In [3]:
import pulp
import numpy as np

def compute_ate_bounds(obs_data, E0=None, E1=None, verbose=False):
    """
    Compute ATE bounds using linear programming.
    
    Args:
        obs_data: dict with keys 'P_X1', 'P_Y1_X1', 'P_Y1_X0', 'P_Y1'
        E0: value of P(Y=1|do(X=0)) if known, None otherwise
        E1: value of P(Y=1|do(X=1)) if known, None otherwise
        verbose: if True, print debug information
    
    Returns:
        tuple: (lower_bound, upper_bound) for ATE
    """
    # Extract observational data
    P_X1 = obs_data['P_X1']
    P_X0 = 1 - P_X1
    P_Y1_X1 = obs_data['P_Y1_X1']
    P_Y1_X0 = obs_data['P_Y1_X0']
    P_Y1 = obs_data['P_Y1']
    P_Y0 = 1 - P_Y1
    
    # Compute joint probabilities from observational data
    P_Y1_and_X1 = P_Y1_X1 * P_X1
    P_Y0_and_X1 = (1 - P_Y1_X1) * P_X1
    P_Y1_and_X0 = P_Y1_X0 * P_X0
    P_Y0_and_X0 = (1 - P_Y1_X0) * P_X0
    
    # Solve for lower bound
    prob_min = pulp.LpProblem("ATE_Lower_Bound", pulp.LpMinimize)
    
    # Define q variables: q[i] = P(Y1=y1, Y0=y0, X=x)
    q = [pulp.LpVariable(f"q{i}", lowBound=0, upBound=1) for i in range(8)]
    
    # Objective: minimize ATE = q4 + q5 - q2 - q3
    prob_min += q[4] + q[5] - q[2] - q[3], "ATE"
    
    # Constraints
    # 1. Probabilities sum to 1
    prob_min += pulp.lpSum(q) == 1, "Sum_to_one"
    
    # 2. Marginal constraint: P(X=1)
    prob_min += q[1] + q[3] + q[5] + q[7] == P_X1, "P_X1"
    
    # 3. Joint constraint: P(Y=1, X=1)
    prob_min += q[5] + q[7] == P_Y1_and_X1, "P_Y1_X1"
    
    # 4. Joint constraint: P(Y=1, X=0)
    prob_min += q[4] + q[6] == P_Y1_and_X0, "P_Y1_X0"
    
    # 5. Joint constraint: P(Y=0, X=1)
    prob_min += q[1] + q[3] == P_Y0_and_X1, "P_Y0_X1"
    
    # 6. Joint constraint: P(Y=0, X=0)
    prob_min += q[0] + q[2] == P_Y0_and_X0, "P_Y0_X0"
    
    # Add experimental constraints if available
    if E0 is not None:
        prob_min += q[2] + q[3] + q[6] + q[7] == E0, "E0_constraint"
    
    if E1 is not None:
        prob_min += q[4] + q[5] + q[6] + q[7] == E1, "E1_constraint"

^^^^^^^^^^^^^^^^

* [Stated goal a]
From the ATE bounds code, list every name string assigned to a constraint added to the lower-bound problem.
The code above and the listing that follows are unrelated to each other.

^^^^^^^^^^^^^^^^

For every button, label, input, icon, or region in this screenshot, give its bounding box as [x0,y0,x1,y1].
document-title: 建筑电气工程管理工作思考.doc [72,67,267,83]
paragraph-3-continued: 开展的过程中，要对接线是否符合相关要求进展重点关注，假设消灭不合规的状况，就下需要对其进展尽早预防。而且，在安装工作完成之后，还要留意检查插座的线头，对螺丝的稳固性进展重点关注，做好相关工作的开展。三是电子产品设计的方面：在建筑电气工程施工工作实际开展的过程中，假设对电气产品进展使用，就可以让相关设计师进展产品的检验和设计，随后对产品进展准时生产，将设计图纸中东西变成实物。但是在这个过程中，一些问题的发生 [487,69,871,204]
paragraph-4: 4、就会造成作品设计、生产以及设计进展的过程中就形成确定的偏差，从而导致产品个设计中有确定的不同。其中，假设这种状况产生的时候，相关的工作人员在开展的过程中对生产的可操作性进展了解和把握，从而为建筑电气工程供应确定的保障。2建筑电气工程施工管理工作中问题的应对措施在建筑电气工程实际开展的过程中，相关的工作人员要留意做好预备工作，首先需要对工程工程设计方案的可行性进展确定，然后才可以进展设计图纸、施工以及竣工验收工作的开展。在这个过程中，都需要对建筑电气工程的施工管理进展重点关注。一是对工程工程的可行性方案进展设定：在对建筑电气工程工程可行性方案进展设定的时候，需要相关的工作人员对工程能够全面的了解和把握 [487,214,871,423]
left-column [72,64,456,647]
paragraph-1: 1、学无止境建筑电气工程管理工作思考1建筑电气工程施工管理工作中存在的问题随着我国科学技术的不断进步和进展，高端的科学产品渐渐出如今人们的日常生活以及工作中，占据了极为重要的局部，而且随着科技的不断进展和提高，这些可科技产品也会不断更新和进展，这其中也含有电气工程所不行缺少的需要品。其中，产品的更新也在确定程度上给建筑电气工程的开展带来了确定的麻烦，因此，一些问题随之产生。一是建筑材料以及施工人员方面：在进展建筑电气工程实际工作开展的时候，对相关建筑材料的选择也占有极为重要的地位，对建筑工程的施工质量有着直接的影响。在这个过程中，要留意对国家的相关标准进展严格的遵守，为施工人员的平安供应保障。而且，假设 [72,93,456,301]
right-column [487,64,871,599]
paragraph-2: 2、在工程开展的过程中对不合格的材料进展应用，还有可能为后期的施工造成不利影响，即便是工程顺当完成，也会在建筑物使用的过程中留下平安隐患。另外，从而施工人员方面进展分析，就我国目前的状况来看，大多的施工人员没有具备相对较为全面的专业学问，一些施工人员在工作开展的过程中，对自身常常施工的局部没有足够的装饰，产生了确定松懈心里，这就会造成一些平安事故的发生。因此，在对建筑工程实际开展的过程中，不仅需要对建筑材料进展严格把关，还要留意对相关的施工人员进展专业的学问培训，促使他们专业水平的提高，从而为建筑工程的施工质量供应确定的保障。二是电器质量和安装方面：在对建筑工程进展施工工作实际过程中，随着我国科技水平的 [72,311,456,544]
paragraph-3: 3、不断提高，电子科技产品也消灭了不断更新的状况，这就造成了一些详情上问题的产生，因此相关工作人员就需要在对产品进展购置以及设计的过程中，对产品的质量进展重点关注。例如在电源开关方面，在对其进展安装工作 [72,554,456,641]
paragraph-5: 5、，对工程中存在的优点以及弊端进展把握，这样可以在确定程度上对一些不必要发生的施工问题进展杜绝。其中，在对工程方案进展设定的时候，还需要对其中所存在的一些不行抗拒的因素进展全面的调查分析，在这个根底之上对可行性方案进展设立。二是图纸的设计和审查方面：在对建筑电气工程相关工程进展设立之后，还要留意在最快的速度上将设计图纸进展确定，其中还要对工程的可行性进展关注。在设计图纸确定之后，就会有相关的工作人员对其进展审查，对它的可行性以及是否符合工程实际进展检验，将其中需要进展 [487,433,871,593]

^^^^^^^^^^^^^^^^

* [Stated goal b]
Gather every line of the listing that contains the string "paragraph", and copy each one in full.

* [Written response a]
"Sum_to_one", "P_X1", "P_Y1_X1", "P_Y1_X0", "P_Y0_X1", "P_Y0_X0", "E0_constraint", "E1_constraint"

* [Written response b]
paragraph-3-continued: 开展的过程中，要对接线是否符合相关要求进展重点关注，假设消灭不合规的状况，就下需要对其进展尽早预防。而且，在安装工作完成之后，还要留意检查插座的线头，对螺丝的稳固性进展重点关注，做好相关工作的开展。三是电子产品设计的方面：在建筑电气工程施工工作实际开展的过程中，假设对电气产品进展使用，就可以让相关设计师进展产品的检验和设计，随后对产品进展准时生产，将设计图纸中东西变成实物。但是在这个过程中，一些问题的发生 [487,69,871,204]
paragraph-4: 4、就会造成作品设计、生产以及设计进展的过程中就形成确定的偏差，从而导致产品个设计中有确定的不同。其中，假设这种状况产生的时候，相关的工作人员在开展的过程中对生产的可操作性进展了解和把握，从而为建筑电气工程供应确定的保障。2建筑电气工程施工管理工作中问题的应对措施在建筑电气工程实际开展的过程中，相关的工作人员要留意做好预备工作，首先需要对工程工程设计方案的可行性进展确定，然后才可以进展设计图纸、施工以及竣工验收工作的开展。在这个过程中，都需要对建筑电气工程的施工管理进展重点关注。一是对工程工程的可行性方案进展设定：在对建筑电气工程工程可行性方案进展设定的时候，需要相关的工作人员对工程能够全面的了解和把握 [487,214,871,423]
paragraph-1: 1、学无止境建筑电气工程管理工作思考1建筑电气工程施工管理工作中存在的问题随着我国科学技术的不断进步和进展，高端的科学产品渐渐出如今人们的日常生活以及工作中，占据了极为重要的局部，而且随着科技的不断进展和提高，这些可科技产品也会不断更新和进展，这其中也含有电气工程所不行缺少的需要品。其中，产品的更新也在确定程度上给建筑电气工程的开展带来了确定的麻烦，因此，一些问题随之产生。一是建筑材料以及施工人员方面：在进展建筑电气工程实际工作开展的时候，对相关建筑材料的选择也占有极为重要的地位，对建筑工程的施工质量有着直接的影响。在这个过程中，要留意对国家的相关标准进展严格的遵守，为施工人员的平安供应保障。而且，假设 [72,93,456,301]
paragraph-2: 2、在工程开展的过程中对不合格的材料进展应用，还有可能为后期的施工造成不利影响，即便是工程顺当完成，也会在建筑物使用的过程中留下平安隐患。另外，从而施工人员方面进展分析，就我国目前的状况来看，大多的施工人员没有具备相对较为全面的专业学问，一些施工人员在工作开展的过程中，对自身常常施工的局部没有足够的装饰，产生了确定松懈心里，这就会造成一些平安事故的发生。因此，在对建筑工程实际开展的过程中，不仅需要对建筑材料进展严格把关，还要留意对相关的施工人员进展专业的学问培训，促使他们专业水平的提高，从而为建筑工程的施工质量供应确定的保障。二是电器质量和安装方面：在对建筑工程进展施工工作实际过程中，随着我国科技水平的 [72,311,456,544]
paragraph-3: 3、不断提高，电子科技产品也消灭了不断更新的状况，这就造成了一些详情上问题的产生，因此相关工作人员就需要在对产品进展购置以及设计的过程中，对产品的质量进展重点关注。例如在电源开关方面，在对其进展安装工作 [72,554,456,641]
paragraph-5: 5、，对工程中存在的优点以及弊端进展把握，这样可以在确定程度上对一些不必要发生的施工问题进展杜绝。其中，在对工程方案进展设定的时候，还需要对其中所存在的一些不行抗拒的因素进展全面的调查分析，在这个根底之上对可行性方案进展设立。二是图纸的设计和审查方面：在对建筑电气工程相关工程进展设立之后，还要留意在最快的速度上将设计图纸进展确定，其中还要对工程的可行性进展关注。在设计图纸确定之后，就会有相关的工作人员对其进展审查，对它的可行性以及是否符合工程实际进展检验，将其中需要进展 [487,433,871,593]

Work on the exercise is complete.